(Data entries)
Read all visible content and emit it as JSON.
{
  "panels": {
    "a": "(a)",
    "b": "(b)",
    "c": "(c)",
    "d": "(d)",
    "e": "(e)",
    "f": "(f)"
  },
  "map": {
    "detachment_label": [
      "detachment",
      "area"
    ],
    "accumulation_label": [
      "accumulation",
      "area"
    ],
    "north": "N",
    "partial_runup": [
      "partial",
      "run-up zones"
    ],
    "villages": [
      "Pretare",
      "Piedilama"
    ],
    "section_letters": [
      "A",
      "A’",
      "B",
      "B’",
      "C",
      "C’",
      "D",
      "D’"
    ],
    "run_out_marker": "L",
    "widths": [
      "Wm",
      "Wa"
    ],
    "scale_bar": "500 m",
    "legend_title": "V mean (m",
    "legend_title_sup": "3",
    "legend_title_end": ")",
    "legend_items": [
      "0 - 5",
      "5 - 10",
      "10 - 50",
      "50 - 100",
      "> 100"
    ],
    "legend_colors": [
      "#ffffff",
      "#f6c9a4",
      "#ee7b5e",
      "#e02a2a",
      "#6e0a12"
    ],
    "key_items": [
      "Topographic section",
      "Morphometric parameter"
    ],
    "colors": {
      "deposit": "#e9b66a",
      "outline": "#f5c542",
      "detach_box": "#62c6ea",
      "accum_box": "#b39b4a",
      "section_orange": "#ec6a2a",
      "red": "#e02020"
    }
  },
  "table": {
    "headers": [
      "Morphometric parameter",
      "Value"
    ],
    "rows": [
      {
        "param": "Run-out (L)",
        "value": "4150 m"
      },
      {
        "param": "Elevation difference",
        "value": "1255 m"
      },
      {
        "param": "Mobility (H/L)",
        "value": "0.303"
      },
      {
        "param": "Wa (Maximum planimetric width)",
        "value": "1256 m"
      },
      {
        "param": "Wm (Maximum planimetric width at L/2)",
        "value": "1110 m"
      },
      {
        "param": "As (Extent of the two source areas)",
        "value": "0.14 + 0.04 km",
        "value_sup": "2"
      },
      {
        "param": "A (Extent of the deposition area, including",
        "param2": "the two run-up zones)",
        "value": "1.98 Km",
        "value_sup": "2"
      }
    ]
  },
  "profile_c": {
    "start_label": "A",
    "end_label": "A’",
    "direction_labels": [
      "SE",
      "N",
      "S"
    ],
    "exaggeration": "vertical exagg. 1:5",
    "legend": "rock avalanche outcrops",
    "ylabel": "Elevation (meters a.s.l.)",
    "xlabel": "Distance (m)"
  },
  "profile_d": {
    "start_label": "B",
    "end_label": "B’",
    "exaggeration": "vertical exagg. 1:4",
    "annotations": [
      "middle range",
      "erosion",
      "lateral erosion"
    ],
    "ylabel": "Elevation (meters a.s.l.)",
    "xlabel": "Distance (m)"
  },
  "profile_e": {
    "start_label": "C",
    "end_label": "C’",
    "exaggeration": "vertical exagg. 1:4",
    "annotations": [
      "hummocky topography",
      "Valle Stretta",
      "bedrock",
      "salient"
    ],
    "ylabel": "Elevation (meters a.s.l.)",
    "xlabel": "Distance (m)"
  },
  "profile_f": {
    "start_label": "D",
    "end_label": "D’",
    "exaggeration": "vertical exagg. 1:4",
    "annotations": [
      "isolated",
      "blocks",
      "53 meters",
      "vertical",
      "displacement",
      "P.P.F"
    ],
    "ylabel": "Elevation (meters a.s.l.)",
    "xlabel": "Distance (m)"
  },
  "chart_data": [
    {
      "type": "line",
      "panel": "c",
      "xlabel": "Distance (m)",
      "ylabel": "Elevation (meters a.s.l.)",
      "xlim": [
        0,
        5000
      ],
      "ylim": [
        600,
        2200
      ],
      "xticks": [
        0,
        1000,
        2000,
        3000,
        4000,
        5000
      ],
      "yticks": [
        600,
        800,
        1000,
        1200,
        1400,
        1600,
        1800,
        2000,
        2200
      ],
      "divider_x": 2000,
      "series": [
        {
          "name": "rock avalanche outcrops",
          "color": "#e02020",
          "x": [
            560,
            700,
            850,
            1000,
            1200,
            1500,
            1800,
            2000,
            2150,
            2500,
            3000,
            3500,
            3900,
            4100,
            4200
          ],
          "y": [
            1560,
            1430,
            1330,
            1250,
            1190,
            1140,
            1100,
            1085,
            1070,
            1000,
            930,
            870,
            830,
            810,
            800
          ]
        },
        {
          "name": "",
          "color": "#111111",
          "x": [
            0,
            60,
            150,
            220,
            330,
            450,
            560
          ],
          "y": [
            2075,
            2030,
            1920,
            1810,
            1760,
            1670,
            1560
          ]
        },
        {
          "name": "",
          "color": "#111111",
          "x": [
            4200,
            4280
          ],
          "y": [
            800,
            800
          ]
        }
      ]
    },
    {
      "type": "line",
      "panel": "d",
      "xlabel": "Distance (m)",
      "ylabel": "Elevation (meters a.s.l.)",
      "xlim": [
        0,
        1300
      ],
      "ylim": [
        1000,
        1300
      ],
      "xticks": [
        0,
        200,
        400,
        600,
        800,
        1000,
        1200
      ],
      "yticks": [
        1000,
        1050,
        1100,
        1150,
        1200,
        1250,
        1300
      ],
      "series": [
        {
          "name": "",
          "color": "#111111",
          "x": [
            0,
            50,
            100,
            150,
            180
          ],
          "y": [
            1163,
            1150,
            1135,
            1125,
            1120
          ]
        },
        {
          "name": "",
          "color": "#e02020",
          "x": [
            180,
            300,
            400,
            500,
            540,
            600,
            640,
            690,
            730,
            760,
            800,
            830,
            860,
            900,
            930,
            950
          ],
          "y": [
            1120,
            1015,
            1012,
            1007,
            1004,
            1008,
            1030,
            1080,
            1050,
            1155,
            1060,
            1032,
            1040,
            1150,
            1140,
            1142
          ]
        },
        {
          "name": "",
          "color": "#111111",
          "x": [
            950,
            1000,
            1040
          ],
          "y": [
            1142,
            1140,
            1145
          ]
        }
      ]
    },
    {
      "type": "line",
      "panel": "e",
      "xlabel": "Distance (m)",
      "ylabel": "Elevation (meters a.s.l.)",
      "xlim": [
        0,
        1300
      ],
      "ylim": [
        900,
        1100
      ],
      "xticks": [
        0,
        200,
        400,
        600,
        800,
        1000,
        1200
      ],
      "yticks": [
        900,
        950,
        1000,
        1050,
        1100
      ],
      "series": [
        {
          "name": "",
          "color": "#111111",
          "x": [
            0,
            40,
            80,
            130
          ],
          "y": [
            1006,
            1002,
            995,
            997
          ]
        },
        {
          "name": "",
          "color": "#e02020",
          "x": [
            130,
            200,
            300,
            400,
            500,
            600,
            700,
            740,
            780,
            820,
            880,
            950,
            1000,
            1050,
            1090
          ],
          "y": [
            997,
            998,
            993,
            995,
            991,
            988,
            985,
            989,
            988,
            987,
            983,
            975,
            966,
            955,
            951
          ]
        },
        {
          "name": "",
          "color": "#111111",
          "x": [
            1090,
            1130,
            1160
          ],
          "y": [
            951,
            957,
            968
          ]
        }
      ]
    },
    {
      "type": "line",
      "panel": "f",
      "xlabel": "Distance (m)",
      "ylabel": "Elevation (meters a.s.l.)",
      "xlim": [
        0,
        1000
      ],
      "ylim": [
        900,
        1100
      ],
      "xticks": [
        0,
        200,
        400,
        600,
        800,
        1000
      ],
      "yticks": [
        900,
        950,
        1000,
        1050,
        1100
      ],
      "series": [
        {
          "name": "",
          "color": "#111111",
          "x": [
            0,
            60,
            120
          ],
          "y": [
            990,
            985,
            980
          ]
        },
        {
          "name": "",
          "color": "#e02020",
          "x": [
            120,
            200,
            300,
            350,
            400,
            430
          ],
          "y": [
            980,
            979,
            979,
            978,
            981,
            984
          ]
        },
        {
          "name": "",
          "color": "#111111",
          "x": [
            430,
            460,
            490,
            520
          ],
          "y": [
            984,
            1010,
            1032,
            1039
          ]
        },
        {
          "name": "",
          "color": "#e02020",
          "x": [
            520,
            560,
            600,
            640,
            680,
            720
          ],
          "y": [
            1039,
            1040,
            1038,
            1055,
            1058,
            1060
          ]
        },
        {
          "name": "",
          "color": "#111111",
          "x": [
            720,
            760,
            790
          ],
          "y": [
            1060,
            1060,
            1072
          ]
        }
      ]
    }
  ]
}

Your instructions. In how many lines of the data does the string "avalanche" appear? Give only the number.

Full response. 2